• Directions for this task:
Reproduce the data below in full and exclude every picture.

• Task inputs:
========

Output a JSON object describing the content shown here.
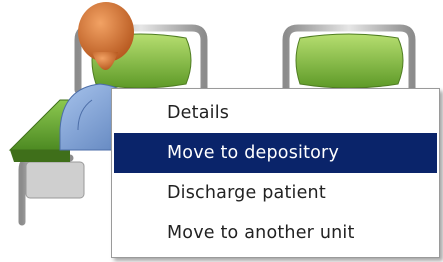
{
  "context_menu": {
    "items": [
      {
        "label": "Details",
        "selected": false
      },
      {
        "label": "Move to depository",
        "selected": true
      },
      {
        "label": "Discharge patient",
        "selected": false
      },
      {
        "label": "Move to another unit",
        "selected": false
      }
    ],
    "highlight_color": "#0a246a"
  },
  "scene": {
    "icons": [
      "hospital-bed-icon",
      "patient-icon",
      "hospital-bed-icon"
    ],
    "colors": {
      "bed_frame": "#b8b8b8",
      "pillow": "#8fc24a",
      "sheet": "#6aa83a",
      "patient_head": "#d9773a",
      "patient_shirt": "#7fa3d8"
    }
  }
}
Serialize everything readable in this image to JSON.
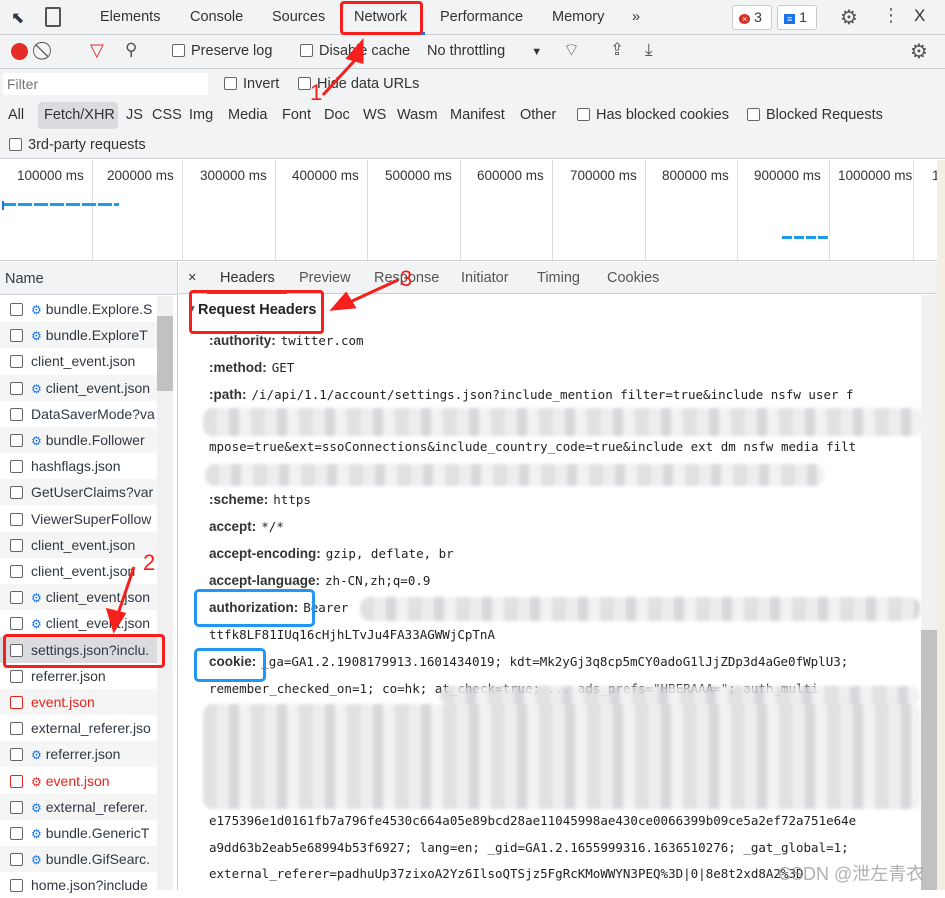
{
  "toolbar": {
    "tabs": [
      "Elements",
      "Console",
      "Sources",
      "Network",
      "Performance",
      "Memory"
    ],
    "more": "»",
    "errors": "3",
    "messages": "1",
    "close": "X",
    "active_tab": "Network"
  },
  "network_toolbar": {
    "preserve_log": "Preserve log",
    "disable_cache": "Disable cache",
    "throttling": "No throttling"
  },
  "filter": {
    "placeholder": "Filter",
    "invert": "Invert",
    "hide_data_urls": "Hide data URLs"
  },
  "types": [
    "All",
    "Fetch/XHR",
    "JS",
    "CSS",
    "Img",
    "Media",
    "Font",
    "Doc",
    "WS",
    "Wasm",
    "Manifest",
    "Other"
  ],
  "active_type": "Fetch/XHR",
  "checks": {
    "blocked_cookies": "Has blocked cookies",
    "blocked_requests": "Blocked Requests",
    "third_party": "3rd-party requests"
  },
  "timeline": {
    "ticks": [
      "100000 ms",
      "200000 ms",
      "300000 ms",
      "400000 ms",
      "500000 ms",
      "600000 ms",
      "700000 ms",
      "800000 ms",
      "900000 ms",
      "1000000 ms",
      "1"
    ]
  },
  "list": {
    "header": "Name",
    "rows": [
      {
        "name": "bundle.Explore.S",
        "gear": true
      },
      {
        "name": "bundle.ExploreT",
        "gear": true
      },
      {
        "name": "client_event.json",
        "gear": false
      },
      {
        "name": "client_event.json",
        "gear": true
      },
      {
        "name": "DataSaverMode?va",
        "gear": false
      },
      {
        "name": "bundle.Follower",
        "gear": true
      },
      {
        "name": "hashflags.json",
        "gear": false
      },
      {
        "name": "GetUserClaims?var",
        "gear": false
      },
      {
        "name": "ViewerSuperFollow",
        "gear": false
      },
      {
        "name": "client_event.json",
        "gear": false
      },
      {
        "name": "client_event.json",
        "gear": false
      },
      {
        "name": "client_event.json",
        "gear": true
      },
      {
        "name": "client_event.json",
        "gear": true
      },
      {
        "name": "settings.json?inclu.",
        "gear": false,
        "selected": true
      },
      {
        "name": "referrer.json",
        "gear": false
      },
      {
        "name": "event.json",
        "gear": false,
        "error": true
      },
      {
        "name": "external_referer.jso",
        "gear": false
      },
      {
        "name": "referrer.json",
        "gear": true
      },
      {
        "name": "event.json",
        "gear": true,
        "error": true
      },
      {
        "name": "external_referer.",
        "gear": true
      },
      {
        "name": "bundle.GenericT",
        "gear": true
      },
      {
        "name": "bundle.GifSearc.",
        "gear": true
      },
      {
        "name": "home.json?include",
        "gear": false
      }
    ]
  },
  "detail": {
    "close": "×",
    "tabs": [
      "Headers",
      "Preview",
      "Response",
      "Initiator",
      "Timing",
      "Cookies"
    ],
    "active_tab": "Headers",
    "section": "Request Headers",
    "lines": [
      {
        "key": ":authority:",
        "value": "twitter.com"
      },
      {
        "key": ":method:",
        "value": "GET"
      },
      {
        "key": ":path:",
        "value": "/i/api/1.1/account/settings.json?include_mention filter=true&include nsfw user f"
      },
      {
        "key": "",
        "value": "mpose=true&ext=ssoConnections&include_country_code=true&include ext dm nsfw media filt"
      },
      {
        "key": ":scheme:",
        "value": "https"
      },
      {
        "key": "accept:",
        "value": "*/*"
      },
      {
        "key": "accept-encoding:",
        "value": "gzip, deflate, br"
      },
      {
        "key": "accept-language:",
        "value": "zh-CN,zh;q=0.9"
      },
      {
        "key": "authorization:",
        "value": "Bearer"
      },
      {
        "key": "",
        "value": "ttfk8LF81IUq16cHjhLTvJu4FA33AGWWjCpTnA"
      },
      {
        "key": "cookie:",
        "value": "_ga=GA1.2.1908179913.1601434019; kdt=Mk2yGj3q8cp5mCY0adoG1lJjZDp3d4aGe0fWplU3;"
      },
      {
        "key": "",
        "value": "remember_checked_on=1; co=hk; at_check=true; ... ads_prefs=\"HBERAAA=\"; auth_multi"
      },
      {
        "key": "",
        "value": "e175396e1d0161fb7a796fe4530c664a05e89bcd28ae11045998ae430ce0066399b09ce5a2ef72a751e64e"
      },
      {
        "key": "",
        "value": "a9dd63b2eab5e68994b53f6927; lang=en; _gid=GA1.2.1655999316.1636510276; _gat_global=1;"
      },
      {
        "key": "",
        "value": "external_referer=padhuUp37zixoA2Yz6IlsoQTSjz5FgRcKMoWWYN3PEQ%3D|0|8e8t2xd8A2%3D"
      }
    ]
  },
  "annotations": {
    "n1": "1",
    "n2": "2",
    "n3": "3",
    "color_red": "#f5201b",
    "color_blue": "#2196f3"
  },
  "watermark": "CSDN @泄左青衣"
}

========

• Output of the task:
Output a JSON object describing the content shown here.
{
  "context_menu": {
    "items": [
      {
        "label": "Details",
        "selected": false
      },
      {
        "label": "Move to depository",
        "selected": true
      },
      {
        "label": "Discharge patient",
        "selected": false
      },
      {
        "label": "Move to another unit",
        "selected": false
      }
    ],
    "highlight_color": "#0a246a"
  },
  "scene": {
    "icons": [
      "hospital-bed-icon",
      "patient-icon",
      "hospital-bed-icon"
    ],
    "colors": {
      "bed_frame": "#b8b8b8",
      "pillow": "#8fc24a",
      "sheet": "#6aa83a",
      "patient_head": "#d9773a",
      "patient_shirt": "#7fa3d8"
    }
  }
}
Serialize everything readable in this image to JSON.
{
  "toolbar": {
    "tabs": [
      "Elements",
      "Console",
      "Sources",
      "Network",
      "Performance",
      "Memory"
    ],
    "more": "»",
    "errors": "3",
    "messages": "1",
    "close": "X",
    "active_tab": "Network"
  },
  "network_toolbar": {
    "preserve_log": "Preserve log",
    "disable_cache": "Disable cache",
    "throttling": "No throttling"
  },
  "filter": {
    "placeholder": "Filter",
    "invert": "Invert",
    "hide_data_urls": "Hide data URLs"
  },
  "types": [
    "All",
    "Fetch/XHR",
    "JS",
    "CSS",
    "Img",
    "Media",
    "Font",
    "Doc",
    "WS",
    "Wasm",
    "Manifest",
    "Other"
  ],
  "active_type": "Fetch/XHR",
  "checks": {
    "blocked_cookies": "Has blocked cookies",
    "blocked_requests": "Blocked Requests",
    "third_party": "3rd-party requests"
  },
  "timeline": {
    "ticks": [
      "100000 ms",
      "200000 ms",
      "300000 ms",
      "400000 ms",
      "500000 ms",
      "600000 ms",
      "700000 ms",
      "800000 ms",
      "900000 ms",
      "1000000 ms",
      "1"
    ]
  },
  "list": {
    "header": "Name",
    "rows": [
      {
        "name": "bundle.Explore.S",
        "gear": true
      },
      {
        "name": "bundle.ExploreT",
        "gear": true
      },
      {
        "name": "client_event.json",
        "gear": false
      },
      {
        "name": "client_event.json",
        "gear": true
      },
      {
        "name": "DataSaverMode?va",
        "gear": false
      },
      {
        "name": "bundle.Follower",
        "gear": true
      },
      {
        "name": "hashflags.json",
        "gear": false
      },
      {
        "name": "GetUserClaims?var",
        "gear": false
      },
      {
        "name": "ViewerSuperFollow",
        "gear": false
      },
      {
        "name": "client_event.json",
        "gear": false
      },
      {
        "name": "client_event.json",
        "gear": false
      },
      {
        "name": "client_event.json",
        "gear": true
      },
      {
        "name": "client_event.json",
        "gear": true
      },
      {
        "name": "settings.json?inclu.",
        "gear": false,
        "selected": true
      },
      {
        "name": "referrer.json",
        "gear": false
      },
      {
        "name": "event.json",
        "gear": false,
        "error": true
      },
      {
        "name": "external_referer.jso",
        "gear": false
      },
      {
        "name": "referrer.json",
        "gear": true
      },
      {
        "name": "event.json",
        "gear": true,
        "error": true
      },
      {
        "name": "external_referer.",
        "gear": true
      },
      {
        "name": "bundle.GenericT",
        "gear": true
      },
      {
        "name": "bundle.GifSearc.",
        "gear": true
      },
      {
        "name": "home.json?include",
        "gear": false
      }
    ]
  },
  "detail": {
    "close": "×",
    "tabs": [
      "Headers",
      "Preview",
      "Response",
      "Initiator",
      "Timing",
      "Cookies"
    ],
    "active_tab": "Headers",
    "section": "Request Headers",
    "lines": [
      {
        "key": ":authority:",
        "value": "twitter.com"
      },
      {
        "key": ":method:",
        "value": "GET"
      },
      {
        "key": ":path:",
        "value": "/i/api/1.1/account/settings.json?include_mention filter=true&include nsfw user f"
      },
      {
        "key": "",
        "value": "mpose=true&ext=ssoConnections&include_country_code=true&include ext dm nsfw media filt"
      },
      {
        "key": ":scheme:",
        "value": "https"
      },
      {
        "key": "accept:",
        "value": "*/*"
      },
      {
        "key": "accept-encoding:",
        "value": "gzip, deflate, br"
      },
      {
        "key": "accept-language:",
        "value": "zh-CN,zh;q=0.9"
      },
      {
        "key": "authorization:",
        "value": "Bearer"
      },
      {
        "key": "",
        "value": "ttfk8LF81IUq16cHjhLTvJu4FA33AGWWjCpTnA"
      },
      {
        "key": "cookie:",
        "value": "_ga=GA1.2.1908179913.1601434019; kdt=Mk2yGj3q8cp5mCY0adoG1lJjZDp3d4aGe0fWplU3;"
      },
      {
        "key": "",
        "value": "remember_checked_on=1; co=hk; at_check=true; ... ads_prefs=\"HBERAAA=\"; auth_multi"
      },
      {
        "key": "",
        "value": "e175396e1d0161fb7a796fe4530c664a05e89bcd28ae11045998ae430ce0066399b09ce5a2ef72a751e64e"
      },
      {
        "key": "",
        "value": "a9dd63b2eab5e68994b53f6927; lang=en; _gid=GA1.2.1655999316.1636510276; _gat_global=1;"
      },
      {
        "key": "",
        "value": "external_referer=padhuUp37zixoA2Yz6IlsoQTSjz5FgRcKMoWWYN3PEQ%3D|0|8e8t2xd8A2%3D"
      }
    ]
  },
  "annotations": {
    "n1": "1",
    "n2": "2",
    "n3": "3",
    "color_red": "#f5201b",
    "color_blue": "#2196f3"
  },
  "watermark": "CSDN @泄左青衣"
}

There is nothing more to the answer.